_Challenge:_ From the listing below, copy every line with the word "advice".

_Data for this task:_
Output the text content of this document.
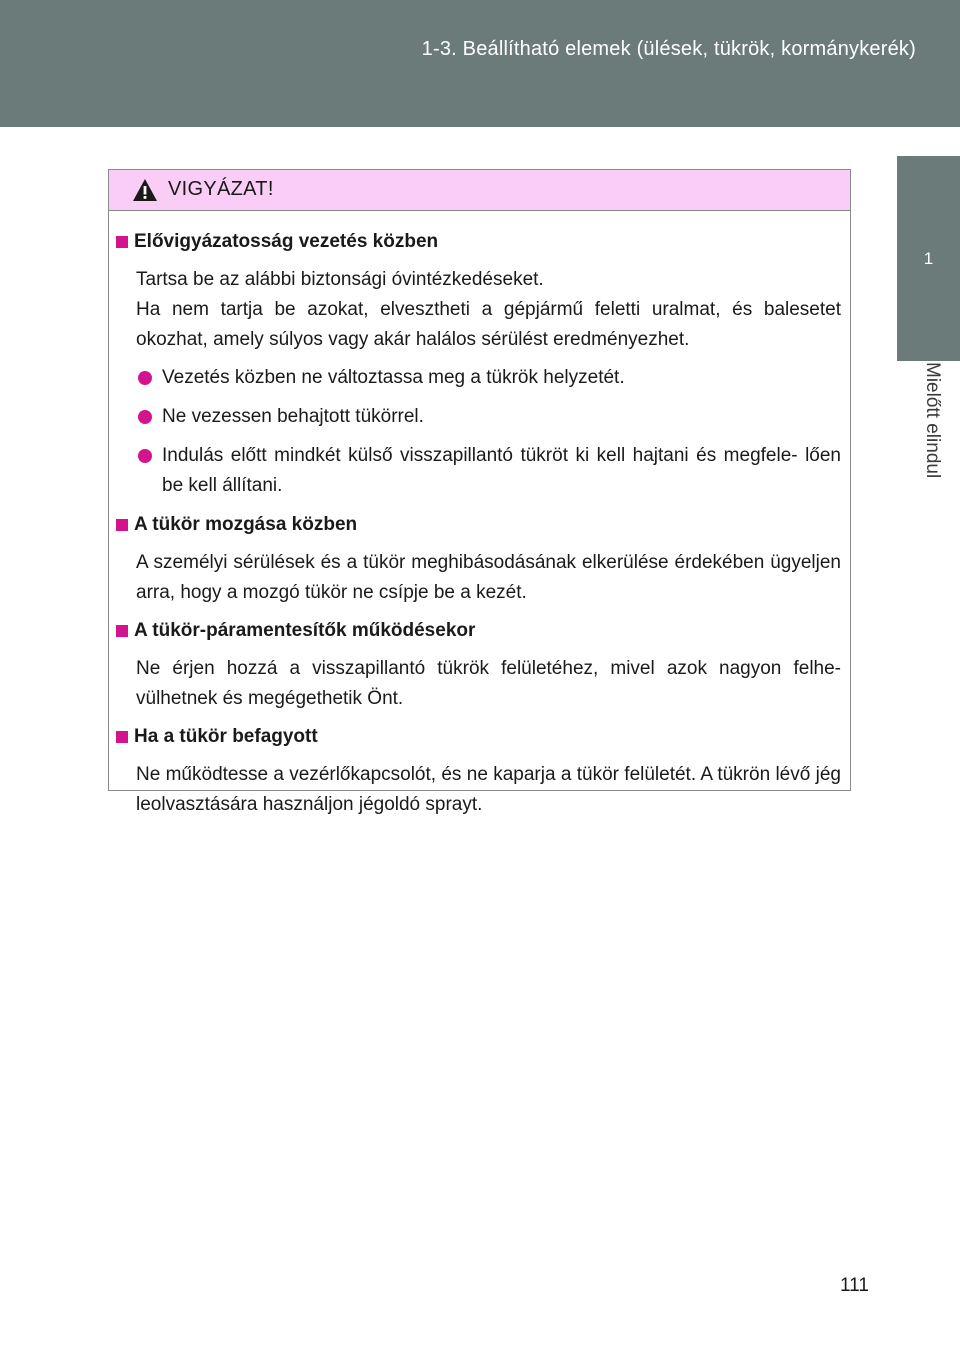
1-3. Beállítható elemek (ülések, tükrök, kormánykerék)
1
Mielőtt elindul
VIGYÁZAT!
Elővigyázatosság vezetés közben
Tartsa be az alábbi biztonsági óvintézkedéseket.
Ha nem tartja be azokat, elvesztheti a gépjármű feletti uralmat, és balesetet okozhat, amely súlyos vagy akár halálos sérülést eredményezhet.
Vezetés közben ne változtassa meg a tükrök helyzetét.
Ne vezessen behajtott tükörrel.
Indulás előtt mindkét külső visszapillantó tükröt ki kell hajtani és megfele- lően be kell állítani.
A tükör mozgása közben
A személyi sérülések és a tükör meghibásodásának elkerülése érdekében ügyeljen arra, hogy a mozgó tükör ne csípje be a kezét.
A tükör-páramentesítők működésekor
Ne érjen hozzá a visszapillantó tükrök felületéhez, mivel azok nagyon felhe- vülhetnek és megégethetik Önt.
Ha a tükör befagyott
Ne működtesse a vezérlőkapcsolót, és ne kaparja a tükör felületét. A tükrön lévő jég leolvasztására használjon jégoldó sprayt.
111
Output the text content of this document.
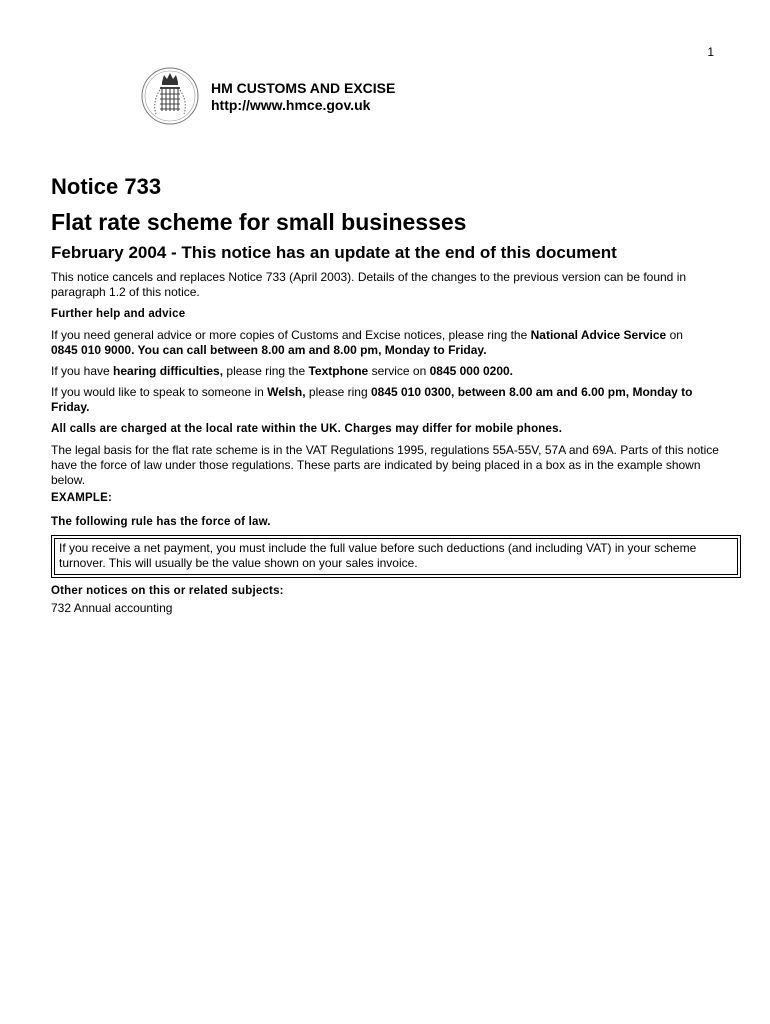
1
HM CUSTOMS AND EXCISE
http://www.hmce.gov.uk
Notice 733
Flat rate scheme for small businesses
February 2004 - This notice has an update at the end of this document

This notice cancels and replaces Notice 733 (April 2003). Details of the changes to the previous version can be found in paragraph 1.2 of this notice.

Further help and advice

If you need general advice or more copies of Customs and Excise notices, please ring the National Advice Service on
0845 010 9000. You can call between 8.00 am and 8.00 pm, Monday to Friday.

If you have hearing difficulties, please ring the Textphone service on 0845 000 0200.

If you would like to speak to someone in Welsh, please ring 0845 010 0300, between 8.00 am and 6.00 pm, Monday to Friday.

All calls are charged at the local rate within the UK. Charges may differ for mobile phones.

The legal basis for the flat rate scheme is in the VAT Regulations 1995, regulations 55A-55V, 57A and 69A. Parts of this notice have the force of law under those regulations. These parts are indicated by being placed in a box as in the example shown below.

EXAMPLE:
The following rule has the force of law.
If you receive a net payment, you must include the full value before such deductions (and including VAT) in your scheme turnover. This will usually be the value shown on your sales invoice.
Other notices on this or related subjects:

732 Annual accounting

_Final answer:_
Further help and advice
If you need general advice or more copies of Customs and Excise notices, please ring the National Advice Service on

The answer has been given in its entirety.